* Written instruction
Extract each line of the records below that contains the word "désarmement".

* Data excerpts
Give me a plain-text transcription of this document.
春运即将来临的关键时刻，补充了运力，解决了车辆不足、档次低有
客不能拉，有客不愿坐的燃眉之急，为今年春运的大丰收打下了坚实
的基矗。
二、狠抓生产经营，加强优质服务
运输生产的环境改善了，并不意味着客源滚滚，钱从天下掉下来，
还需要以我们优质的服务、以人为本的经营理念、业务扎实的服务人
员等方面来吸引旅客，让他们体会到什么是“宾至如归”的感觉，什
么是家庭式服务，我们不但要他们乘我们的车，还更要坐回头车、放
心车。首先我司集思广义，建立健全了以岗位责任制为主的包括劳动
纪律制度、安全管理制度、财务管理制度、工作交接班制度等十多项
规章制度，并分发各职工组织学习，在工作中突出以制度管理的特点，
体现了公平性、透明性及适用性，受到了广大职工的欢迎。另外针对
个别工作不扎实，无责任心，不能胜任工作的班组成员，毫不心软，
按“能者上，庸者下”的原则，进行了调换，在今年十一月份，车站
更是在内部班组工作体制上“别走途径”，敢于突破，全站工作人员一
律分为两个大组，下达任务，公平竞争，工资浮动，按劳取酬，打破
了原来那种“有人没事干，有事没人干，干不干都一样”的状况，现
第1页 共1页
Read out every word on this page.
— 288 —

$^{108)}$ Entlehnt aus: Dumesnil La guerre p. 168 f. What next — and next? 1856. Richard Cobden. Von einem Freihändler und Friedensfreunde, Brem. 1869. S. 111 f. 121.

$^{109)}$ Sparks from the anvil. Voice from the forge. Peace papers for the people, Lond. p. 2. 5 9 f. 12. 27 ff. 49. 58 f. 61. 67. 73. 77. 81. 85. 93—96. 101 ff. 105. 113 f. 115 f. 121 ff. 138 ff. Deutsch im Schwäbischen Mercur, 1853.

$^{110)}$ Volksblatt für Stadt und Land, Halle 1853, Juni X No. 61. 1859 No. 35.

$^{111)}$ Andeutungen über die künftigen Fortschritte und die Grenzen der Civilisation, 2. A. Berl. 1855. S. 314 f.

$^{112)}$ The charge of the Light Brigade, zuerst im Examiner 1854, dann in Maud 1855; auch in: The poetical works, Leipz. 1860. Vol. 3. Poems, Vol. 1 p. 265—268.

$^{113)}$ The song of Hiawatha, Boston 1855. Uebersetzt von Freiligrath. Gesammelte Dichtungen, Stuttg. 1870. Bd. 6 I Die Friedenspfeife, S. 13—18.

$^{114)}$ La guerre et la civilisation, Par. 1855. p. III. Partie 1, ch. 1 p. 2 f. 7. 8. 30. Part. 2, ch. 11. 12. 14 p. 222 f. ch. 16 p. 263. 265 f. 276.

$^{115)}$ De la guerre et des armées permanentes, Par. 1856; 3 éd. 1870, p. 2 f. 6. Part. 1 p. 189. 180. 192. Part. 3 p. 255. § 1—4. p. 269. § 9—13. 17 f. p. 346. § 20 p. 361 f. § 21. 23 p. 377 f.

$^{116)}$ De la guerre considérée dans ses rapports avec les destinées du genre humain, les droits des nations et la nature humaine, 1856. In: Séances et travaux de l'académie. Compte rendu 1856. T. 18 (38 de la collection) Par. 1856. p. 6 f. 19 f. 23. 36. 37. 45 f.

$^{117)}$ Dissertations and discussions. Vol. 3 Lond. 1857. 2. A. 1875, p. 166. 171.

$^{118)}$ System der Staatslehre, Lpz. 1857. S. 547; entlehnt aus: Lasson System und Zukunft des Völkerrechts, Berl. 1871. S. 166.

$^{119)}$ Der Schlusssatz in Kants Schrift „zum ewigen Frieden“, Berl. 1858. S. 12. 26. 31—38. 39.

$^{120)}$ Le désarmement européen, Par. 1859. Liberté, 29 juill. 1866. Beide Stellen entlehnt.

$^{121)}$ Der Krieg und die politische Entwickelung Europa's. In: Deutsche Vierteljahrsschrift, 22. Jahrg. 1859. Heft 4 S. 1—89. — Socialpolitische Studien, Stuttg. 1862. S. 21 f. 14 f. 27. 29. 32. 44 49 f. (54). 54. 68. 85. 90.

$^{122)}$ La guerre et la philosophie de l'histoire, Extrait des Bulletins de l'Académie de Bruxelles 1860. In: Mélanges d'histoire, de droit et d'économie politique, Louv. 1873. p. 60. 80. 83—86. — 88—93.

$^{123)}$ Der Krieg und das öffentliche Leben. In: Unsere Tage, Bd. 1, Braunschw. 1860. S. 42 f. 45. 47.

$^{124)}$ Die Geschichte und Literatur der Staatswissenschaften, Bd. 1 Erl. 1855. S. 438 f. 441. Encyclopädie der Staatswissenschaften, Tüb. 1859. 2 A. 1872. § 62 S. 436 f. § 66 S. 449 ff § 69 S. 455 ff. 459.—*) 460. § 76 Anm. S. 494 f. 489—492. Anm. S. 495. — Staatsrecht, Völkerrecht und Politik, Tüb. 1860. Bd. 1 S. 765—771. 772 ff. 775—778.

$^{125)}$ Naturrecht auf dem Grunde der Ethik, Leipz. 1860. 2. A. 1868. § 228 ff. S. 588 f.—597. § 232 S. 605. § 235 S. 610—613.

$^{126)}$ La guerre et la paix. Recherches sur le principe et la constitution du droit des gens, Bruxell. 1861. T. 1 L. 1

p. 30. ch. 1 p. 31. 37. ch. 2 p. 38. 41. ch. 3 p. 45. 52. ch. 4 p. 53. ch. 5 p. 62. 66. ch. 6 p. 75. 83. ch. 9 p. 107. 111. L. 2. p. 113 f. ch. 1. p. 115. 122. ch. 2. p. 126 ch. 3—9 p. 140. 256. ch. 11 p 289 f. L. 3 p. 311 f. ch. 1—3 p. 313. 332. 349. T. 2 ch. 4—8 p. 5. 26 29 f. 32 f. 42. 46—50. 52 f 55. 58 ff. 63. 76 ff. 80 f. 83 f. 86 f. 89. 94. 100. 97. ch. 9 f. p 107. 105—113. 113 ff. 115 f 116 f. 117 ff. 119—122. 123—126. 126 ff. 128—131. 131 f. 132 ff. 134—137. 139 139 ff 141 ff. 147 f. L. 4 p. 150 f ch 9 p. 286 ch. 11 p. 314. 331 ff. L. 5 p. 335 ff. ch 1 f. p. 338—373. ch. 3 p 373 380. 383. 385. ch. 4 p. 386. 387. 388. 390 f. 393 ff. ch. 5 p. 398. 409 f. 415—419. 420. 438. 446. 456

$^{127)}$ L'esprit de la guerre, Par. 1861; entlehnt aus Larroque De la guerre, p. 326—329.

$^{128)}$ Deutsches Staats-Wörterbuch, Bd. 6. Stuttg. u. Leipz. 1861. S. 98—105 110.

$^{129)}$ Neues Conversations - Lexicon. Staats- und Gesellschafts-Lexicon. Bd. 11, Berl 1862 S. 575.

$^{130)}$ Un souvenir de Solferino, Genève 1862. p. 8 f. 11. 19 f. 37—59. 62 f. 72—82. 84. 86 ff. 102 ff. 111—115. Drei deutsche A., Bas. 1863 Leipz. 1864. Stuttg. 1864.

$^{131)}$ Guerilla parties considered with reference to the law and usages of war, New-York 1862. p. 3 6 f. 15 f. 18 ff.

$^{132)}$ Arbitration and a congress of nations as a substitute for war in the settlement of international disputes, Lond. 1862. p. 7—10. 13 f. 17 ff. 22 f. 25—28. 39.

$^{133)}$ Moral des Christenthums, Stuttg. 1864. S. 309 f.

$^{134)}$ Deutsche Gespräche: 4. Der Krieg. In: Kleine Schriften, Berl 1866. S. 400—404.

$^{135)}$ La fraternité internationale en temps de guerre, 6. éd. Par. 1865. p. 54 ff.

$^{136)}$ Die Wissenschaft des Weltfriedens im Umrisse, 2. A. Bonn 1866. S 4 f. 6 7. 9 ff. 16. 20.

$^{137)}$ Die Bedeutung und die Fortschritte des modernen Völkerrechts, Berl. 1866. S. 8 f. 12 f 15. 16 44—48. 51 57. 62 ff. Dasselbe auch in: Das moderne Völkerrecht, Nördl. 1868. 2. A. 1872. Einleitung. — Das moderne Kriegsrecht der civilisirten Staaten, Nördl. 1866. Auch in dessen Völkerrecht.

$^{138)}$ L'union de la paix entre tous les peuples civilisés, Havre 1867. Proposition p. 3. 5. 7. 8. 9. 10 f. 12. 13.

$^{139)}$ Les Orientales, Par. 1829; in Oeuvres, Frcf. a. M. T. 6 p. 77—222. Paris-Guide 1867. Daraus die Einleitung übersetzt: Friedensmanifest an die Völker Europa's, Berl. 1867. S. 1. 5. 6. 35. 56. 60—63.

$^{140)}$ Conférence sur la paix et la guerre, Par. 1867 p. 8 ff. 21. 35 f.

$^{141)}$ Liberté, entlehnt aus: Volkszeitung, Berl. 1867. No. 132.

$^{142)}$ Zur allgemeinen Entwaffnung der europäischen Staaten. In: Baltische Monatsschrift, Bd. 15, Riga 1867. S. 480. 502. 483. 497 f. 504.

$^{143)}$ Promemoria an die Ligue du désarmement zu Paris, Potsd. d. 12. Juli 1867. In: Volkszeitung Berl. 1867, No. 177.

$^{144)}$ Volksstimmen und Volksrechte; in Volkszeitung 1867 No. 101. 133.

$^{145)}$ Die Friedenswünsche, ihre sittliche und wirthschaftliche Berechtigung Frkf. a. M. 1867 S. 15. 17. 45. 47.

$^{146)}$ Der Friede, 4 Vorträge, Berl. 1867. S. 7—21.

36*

* Output for this task
$^{120)}$ Le désarmement européen, Par. 1859. Liberté, 29 juill. 1866. Beide Stellen entlehnt.
$^{143)}$ Promemoria an die Ligue du désarmement zu Paris, Potsd. d. 12. Juli 1867. In: Volkszeitung Berl. 1867, No. 177.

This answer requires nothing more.